**WHAT IS EXPECTED:** Check each line for the string "течение". Give only the count of lines that have it.

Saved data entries
════════════════════

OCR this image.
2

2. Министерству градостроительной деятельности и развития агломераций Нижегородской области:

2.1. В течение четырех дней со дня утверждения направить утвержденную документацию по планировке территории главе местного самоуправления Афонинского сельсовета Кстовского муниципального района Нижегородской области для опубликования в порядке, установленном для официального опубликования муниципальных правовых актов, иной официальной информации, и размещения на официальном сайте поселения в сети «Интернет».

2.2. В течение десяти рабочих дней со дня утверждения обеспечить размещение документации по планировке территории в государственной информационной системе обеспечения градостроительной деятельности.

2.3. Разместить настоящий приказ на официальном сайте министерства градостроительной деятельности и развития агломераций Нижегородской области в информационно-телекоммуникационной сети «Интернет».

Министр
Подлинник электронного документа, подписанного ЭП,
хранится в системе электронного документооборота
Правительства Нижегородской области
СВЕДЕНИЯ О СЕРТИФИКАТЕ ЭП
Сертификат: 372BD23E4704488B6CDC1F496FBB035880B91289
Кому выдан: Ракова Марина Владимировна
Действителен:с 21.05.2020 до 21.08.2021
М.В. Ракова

════════════════════

**TASK RESPONSE:** 2